▶ [Task statement]: Every line of the listing must be reproduced as it stands. Leave the images behind.

[Figure content listings]
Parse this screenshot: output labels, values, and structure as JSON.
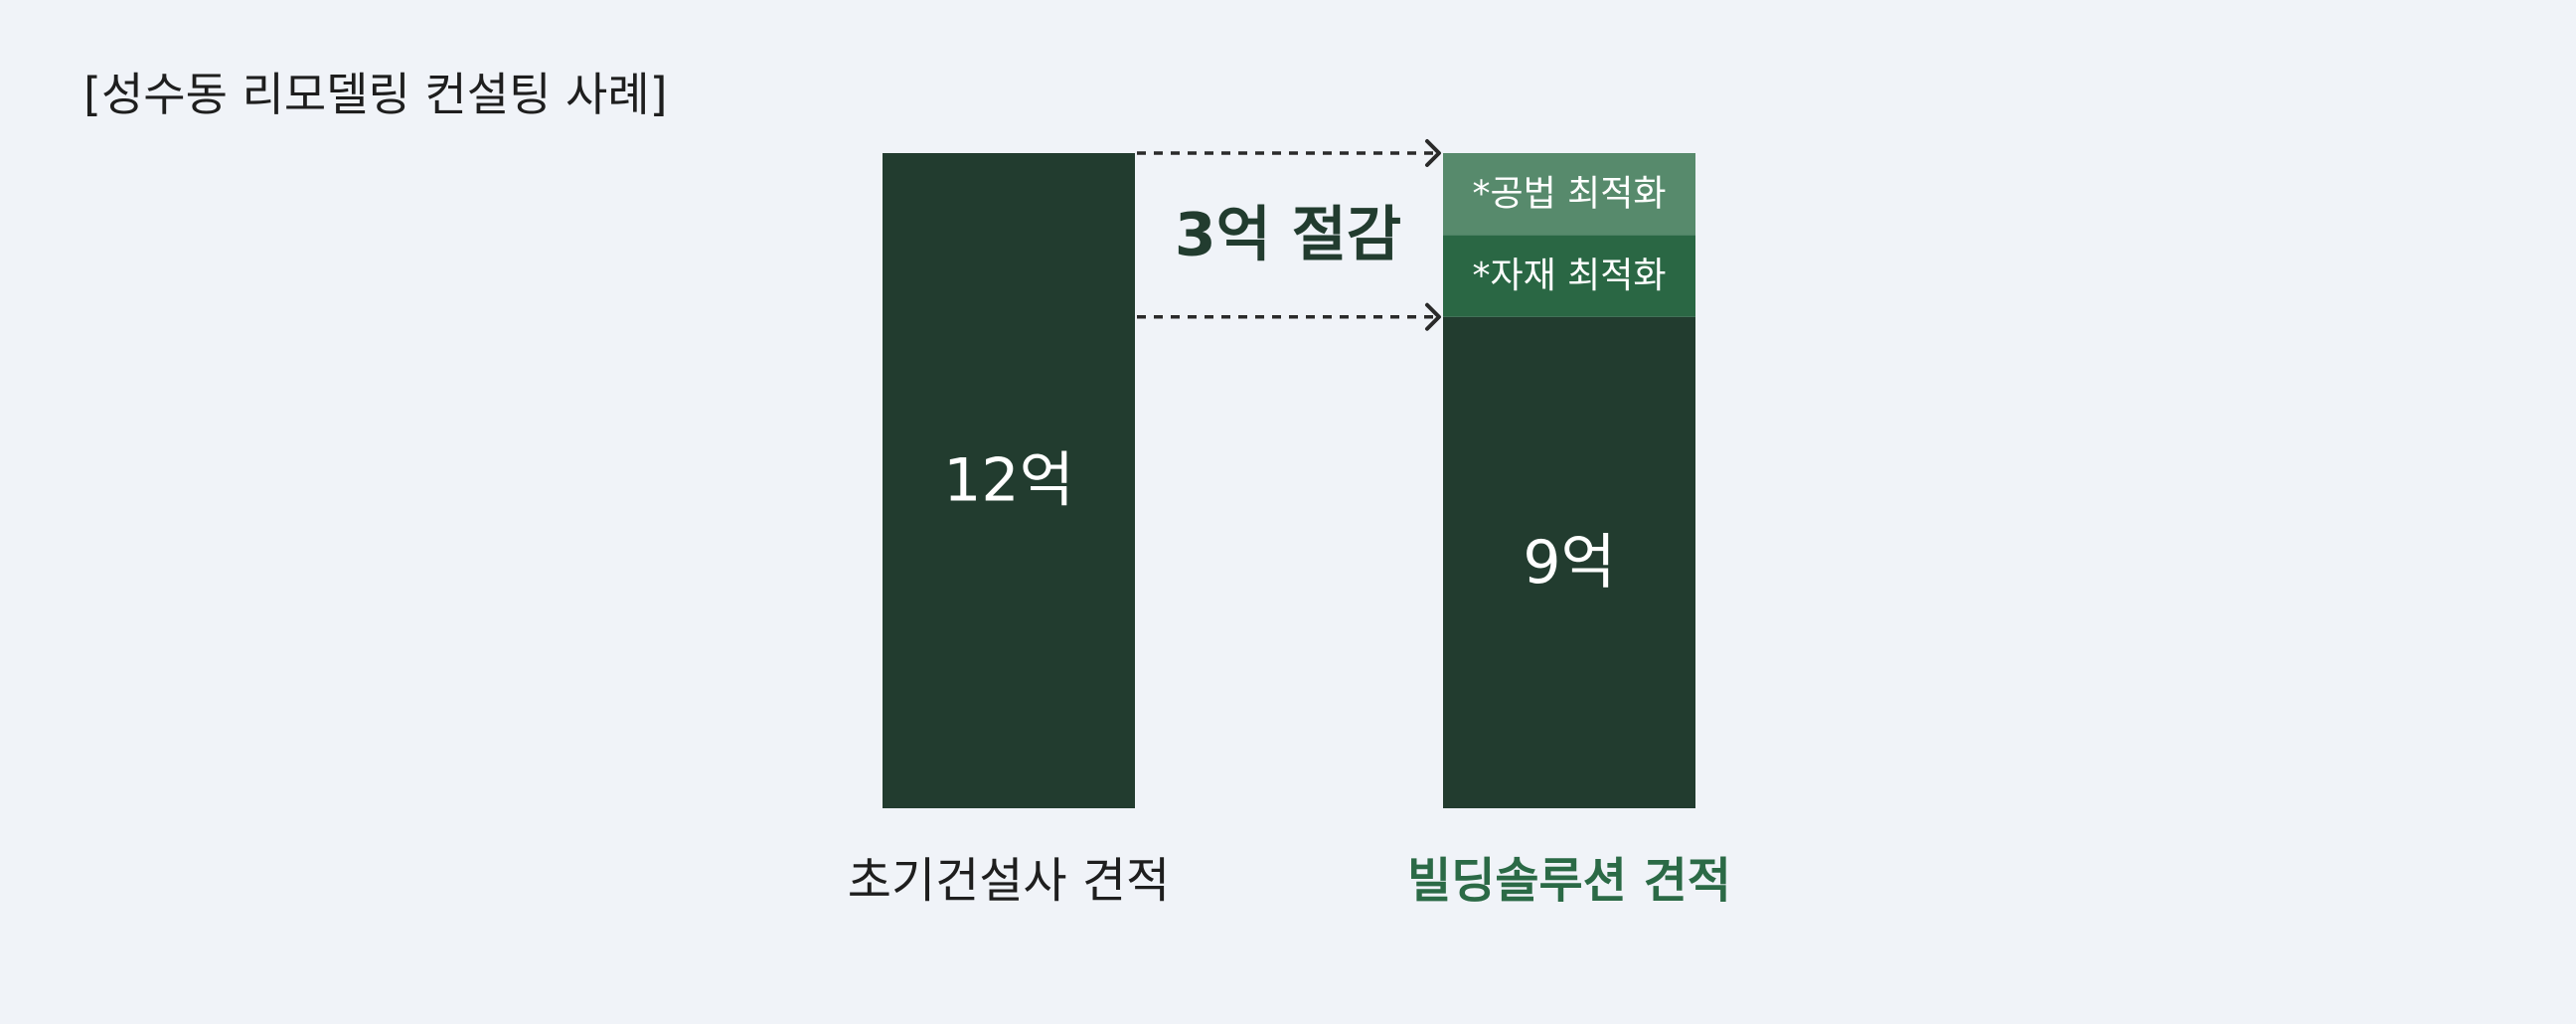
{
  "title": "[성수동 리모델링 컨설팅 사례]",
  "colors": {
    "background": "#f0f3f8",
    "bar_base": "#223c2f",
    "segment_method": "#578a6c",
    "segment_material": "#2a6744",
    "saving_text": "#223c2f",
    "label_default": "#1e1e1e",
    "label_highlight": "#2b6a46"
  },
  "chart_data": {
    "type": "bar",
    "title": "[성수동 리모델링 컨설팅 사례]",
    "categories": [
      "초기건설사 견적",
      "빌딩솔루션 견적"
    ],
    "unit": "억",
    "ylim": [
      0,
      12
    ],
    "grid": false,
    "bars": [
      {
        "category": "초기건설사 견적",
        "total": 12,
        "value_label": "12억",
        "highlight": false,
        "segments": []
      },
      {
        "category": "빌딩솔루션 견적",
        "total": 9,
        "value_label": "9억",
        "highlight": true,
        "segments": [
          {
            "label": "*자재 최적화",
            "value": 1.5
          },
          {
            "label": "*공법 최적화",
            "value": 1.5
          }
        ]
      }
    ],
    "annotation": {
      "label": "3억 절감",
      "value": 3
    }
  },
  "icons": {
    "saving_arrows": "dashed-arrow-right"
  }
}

▶ [Worked solution]:
Parse this screenshot: output labels, values, and structure as JSON.
{
  "title": "[성수동 리모델링 컨설팅 사례]",
  "colors": {
    "background": "#f0f3f8",
    "bar_base": "#223c2f",
    "segment_method": "#578a6c",
    "segment_material": "#2a6744",
    "saving_text": "#223c2f",
    "label_default": "#1e1e1e",
    "label_highlight": "#2b6a46"
  },
  "chart_data": {
    "type": "bar",
    "title": "[성수동 리모델링 컨설팅 사례]",
    "categories": [
      "초기건설사 견적",
      "빌딩솔루션 견적"
    ],
    "unit": "억",
    "ylim": [
      0,
      12
    ],
    "grid": false,
    "bars": [
      {
        "category": "초기건설사 견적",
        "total": 12,
        "value_label": "12억",
        "highlight": false,
        "segments": []
      },
      {
        "category": "빌딩솔루션 견적",
        "total": 9,
        "value_label": "9억",
        "highlight": true,
        "segments": [
          {
            "label": "*자재 최적화",
            "value": 1.5
          },
          {
            "label": "*공법 최적화",
            "value": 1.5
          }
        ]
      }
    ],
    "annotation": {
      "label": "3억 절감",
      "value": 3
    }
  },
  "icons": {
    "saving_arrows": "dashed-arrow-right"
  }
}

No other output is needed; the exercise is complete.